··· DATA EXTRACT ···
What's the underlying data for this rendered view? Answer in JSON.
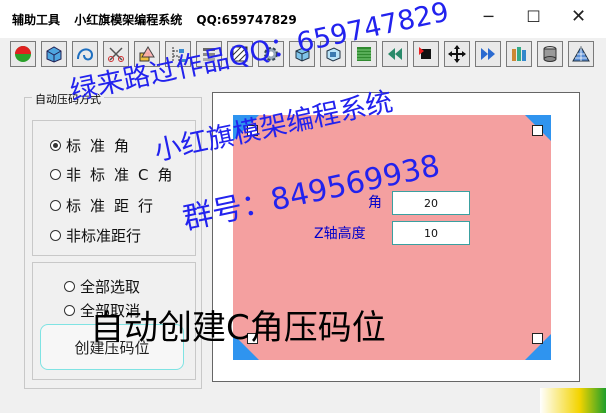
{
  "window": {
    "title_parts": [
      "辅助工具",
      "小红旗模架编程系统",
      "QQ:659747829"
    ],
    "minimize_icon": "─",
    "maximize_icon": "☐",
    "close_icon": "✕"
  },
  "toolbar": {
    "icons": [
      "traffic-light-icon",
      "box-icon",
      "curve-icon",
      "scissors-icon",
      "shapes-icon",
      "tree-icon",
      "stack-icon",
      "hatch-icon",
      "gear-icon",
      "cube-icon",
      "cube-outline-icon",
      "striped-square-icon",
      "rewind-icon",
      "play-square-icon",
      "move-icon",
      "fast-forward-icon",
      "books-icon",
      "cylinder-icon",
      "mesh-icon"
    ]
  },
  "panel": {
    "group_title": "自动压码方式",
    "options_top": [
      {
        "label": "标准角",
        "selected": true
      },
      {
        "label": "非标准C角",
        "selected": false
      },
      {
        "label": "标准距行",
        "selected": false
      },
      {
        "label": "非标准距行",
        "selected": false
      }
    ],
    "options_bottom": [
      {
        "label": "全部选取",
        "selected": false
      },
      {
        "label": "全部取消",
        "selected": false
      }
    ],
    "create_button": "创建压码位"
  },
  "preview": {
    "angle_label": "角",
    "angle_value": "20",
    "z_label": "Z轴高度",
    "z_value": "10",
    "colors": {
      "plate": "#f4a0a0",
      "corner": "#2f94ef"
    }
  },
  "overlay": {
    "watermark_line1": "绿来路过作品QQ：659747829",
    "watermark_line2": "小红旗模架编程系统",
    "watermark_line3": "群号：849569938",
    "caption": "自动创建C角压码位"
  }
}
···
# WRITTEN TASK
Reproduce the whole listing exactly, but not the images in it.

# SOLUTION FOR THIS TASK
What's the underlying data for this rendered view? Answer in JSON.
{
  "window": {
    "title_parts": [
      "辅助工具",
      "小红旗模架编程系统",
      "QQ:659747829"
    ],
    "minimize_icon": "─",
    "maximize_icon": "☐",
    "close_icon": "✕"
  },
  "toolbar": {
    "icons": [
      "traffic-light-icon",
      "box-icon",
      "curve-icon",
      "scissors-icon",
      "shapes-icon",
      "tree-icon",
      "stack-icon",
      "hatch-icon",
      "gear-icon",
      "cube-icon",
      "cube-outline-icon",
      "striped-square-icon",
      "rewind-icon",
      "play-square-icon",
      "move-icon",
      "fast-forward-icon",
      "books-icon",
      "cylinder-icon",
      "mesh-icon"
    ]
  },
  "panel": {
    "group_title": "自动压码方式",
    "options_top": [
      {
        "label": "标准角",
        "selected": true
      },
      {
        "label": "非标准C角",
        "selected": false
      },
      {
        "label": "标准距行",
        "selected": false
      },
      {
        "label": "非标准距行",
        "selected": false
      }
    ],
    "options_bottom": [
      {
        "label": "全部选取",
        "selected": false
      },
      {
        "label": "全部取消",
        "selected": false
      }
    ],
    "create_button": "创建压码位"
  },
  "preview": {
    "angle_label": "角",
    "angle_value": "20",
    "z_label": "Z轴高度",
    "z_value": "10",
    "colors": {
      "plate": "#f4a0a0",
      "corner": "#2f94ef"
    }
  },
  "overlay": {
    "watermark_line1": "绿来路过作品QQ：659747829",
    "watermark_line2": "小红旗模架编程系统",
    "watermark_line3": "群号：849569938",
    "caption": "自动创建C角压码位"
  }
}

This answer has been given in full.